BEGIN Quoted passage
Saturday, 24 January 2015

Management lessons from the Eskom debacle

Eskom’s current woes provide good case study material for keen students of business management. What are the management lessons to take away? Whose advice went unheeded in preceding years? What cardinal sins were committed – not in relation to policy or politics or shareholder and parliamentary omission over the last 20 years – but in terms of management?
The first broad observation to make by way of background is to assert that the energy sector is distinctive. Perhaps more than any other sector, it relies in a fundamental way on long term planning. It is no wonder, then, that scenario planning came out of the energy sector – out of the work of transnational corporations such as Shell who realised that looking far into the distance was critical to setting today’s management priorities.
The second background point is that the buck (or a large part of the buck) always stops with management. It is true that a range of other role players may override management decisions. It is also true that shareholders, politicians and even powerful legal advisors may prevent top management from doing what they know is right.
But the high-powered decision-makers in top management must be able to answer and account for themselves. To maintain their own standing as management practitioners doing their jobs and fulfilling their fiduciary duties, they must be able to show they spotted major risks and gave advice at the critical moments. Those operating in the civil service ultimately have to comply with the directives issued by a political head - but they can place their views on record; they can discuss risks and give their professional advice through instruments such as memos and emails.
END Quoted passage
BEGIN Extracted material
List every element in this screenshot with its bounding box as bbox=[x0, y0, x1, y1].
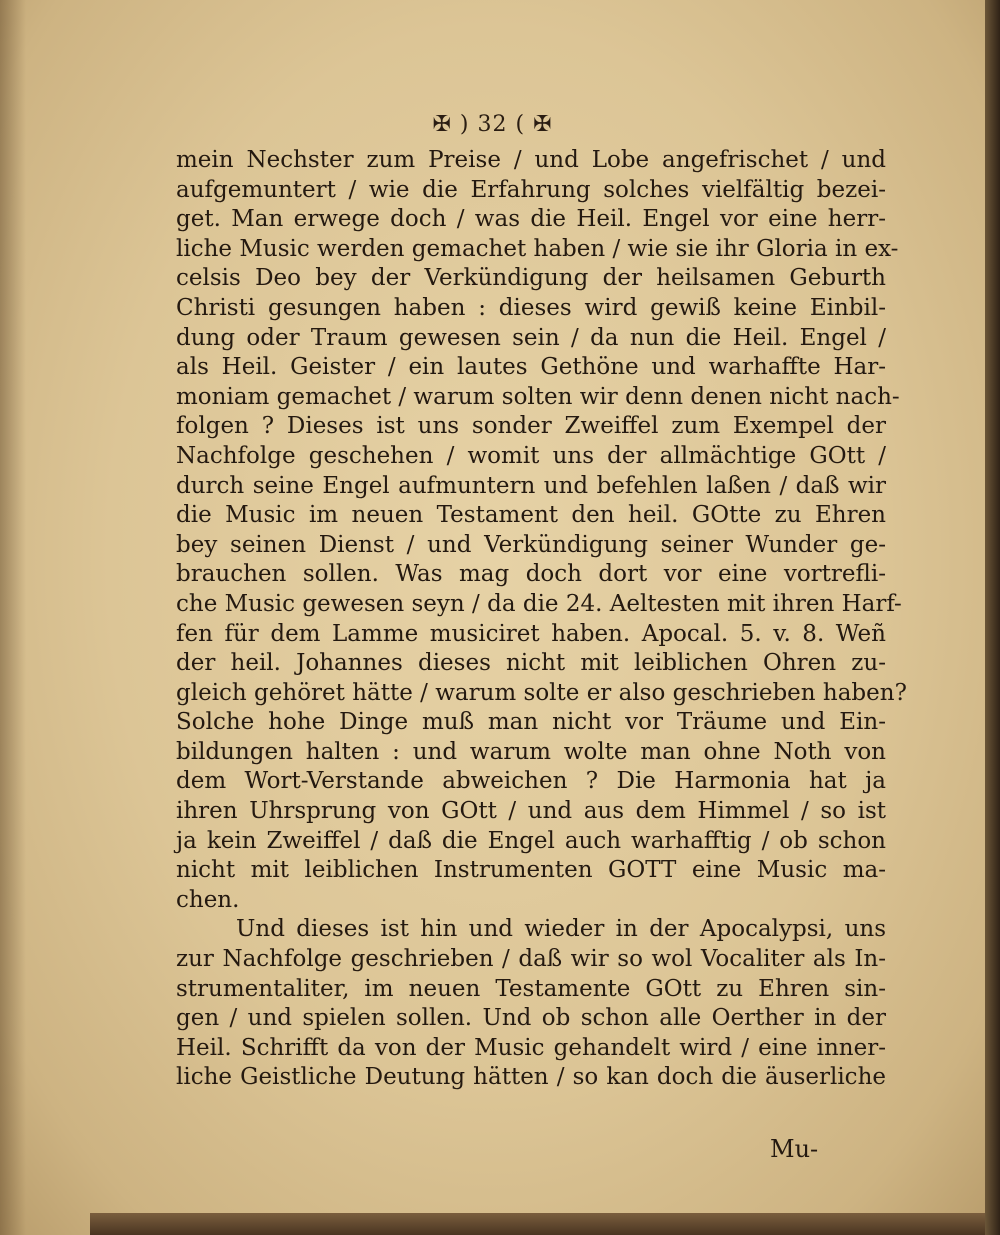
text-line: celsis Deo bey der Verkündigung der heilsamen Geburth bbox=[176, 265, 886, 292]
body-text bbox=[176, 146, 907, 1093]
text-line: che Music gewesen seyn / da die 24. Aeltesten mit ihren Harf- bbox=[176, 590, 902, 617]
page-edge bbox=[985, 0, 1000, 1235]
text-line: fen für dem Lamme musiciret haben. Apocal. 5. v. 8. Weñ bbox=[176, 620, 886, 647]
text-line: bey seinen Dienst / und Verkündigung seiner Wunder ge- bbox=[176, 531, 886, 558]
text-line: folgen ? Dieses ist uns sonder Zweiffel zum Exempel der bbox=[176, 413, 886, 440]
text-line: die Music im neuen Testament den heil. GOtte zu Ehren bbox=[176, 502, 886, 529]
page-bottom-edge bbox=[90, 1213, 985, 1235]
text-line: Solche hohe Dinge muß man nicht vor Träume und Ein- bbox=[176, 709, 886, 736]
text-line: moniam gemachet / warum solten wir denn denen nicht nach- bbox=[176, 383, 900, 410]
text-line: aufgemuntert / wie die Erfahrung solches vielfältig bezei- bbox=[176, 176, 886, 203]
text-line: Heil. Schrifft da von der Music gehandelt wird / eine inner- bbox=[176, 1034, 886, 1061]
text-line: brauchen sollen. Was mag doch dort vor eine vortrefli- bbox=[176, 561, 886, 588]
text-line: bildungen halten : und warum wolte man ohne Noth von bbox=[176, 738, 886, 765]
text-line: Christi gesungen haben : dieses wird gewiß keine Einbil- bbox=[176, 294, 886, 321]
text-line: get. Man erwege doch / was die Heil. Engel vor eine herr- bbox=[176, 206, 886, 233]
text-line: dung oder Traum gewesen sein / da nun die Heil. Engel / bbox=[176, 324, 886, 351]
catchword: Mu- bbox=[770, 1135, 819, 1163]
text-line: Und dieses ist hin und wieder in der Apocalypsi, uns bbox=[236, 916, 886, 943]
text-line: liche Geistliche Deutung hätten / so kan doch die äuserliche bbox=[176, 1064, 886, 1091]
text-line: der heil. Johannes dieses nicht mit leiblichen Ohren zu- bbox=[176, 650, 886, 677]
text-line: zur Nachfolge geschrieben / daß wir so wol Vocaliter als In- bbox=[176, 946, 886, 973]
text-line: gen / und spielen sollen. Und ob schon alle Oerther in der bbox=[176, 1005, 886, 1032]
text-line: mein Nechster zum Preise / und Lobe angefrischet / und bbox=[176, 147, 886, 173]
text-line: dem Wort-Verstande abweichen ? Die Harmonia hat ja bbox=[176, 768, 886, 795]
text-line: ja kein Zweiffel / daß die Engel auch warhafftig / ob schon bbox=[176, 827, 886, 854]
text-line: liche Music werden gemachet haben / wie sie ihr Gloria in ex- bbox=[176, 235, 899, 262]
text-line: gleich gehöret hätte / warum solte er also geschrieben haben? bbox=[176, 679, 907, 706]
text-line: strumentaliter, im neuen Testamente GOtt zu Ehren sin- bbox=[176, 975, 886, 1002]
text-line: durch seine Engel aufmuntern und befehlen laßen / daß wir bbox=[176, 472, 886, 499]
text-line: Nachfolge geschehen / womit uns der allmächtige GOtt / bbox=[176, 442, 886, 469]
page-header: ✠ ) 32 ( ✠ bbox=[432, 112, 553, 137]
text-line: nicht mit leiblichen Instrumenten GOTT eine Music ma- bbox=[176, 857, 886, 884]
text-line: ihren Uhrsprung von GOtt / und aus dem Himmel / so ist bbox=[176, 798, 886, 825]
text-line: als Heil. Geister / ein lautes Gethöne und warhaffte Har- bbox=[176, 354, 886, 381]
text-line: chen. bbox=[176, 886, 240, 913]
END Extracted material
What you need to do:
1. Output the passage of the Eskom article from "The first broad" up to and including "today’s management priorities.".
2. According to the Eskom article, which sector did scenario planning come out of?
3. Translate this sentence from the Eskom article into Spanish: "It is true that a range of other role players may override management decisions."

Responses in order:
1.
The first broad observation to make by way of background is to assert that the energy sector is distinctive. Perhaps more than any other sector, it relies in a fundamental way on long term planning. It is no wonder, then, that scenario planning came out of the energy sector – out of the work of transnational corporations such as Shell who realised that looking far into the distance was critical to setting today’s management priorities.

2. The energy sector, through the work of transnational corporations such as Shell.

3. Es cierto que una serie de otros actores pueden anular las decisiones de la gerencia.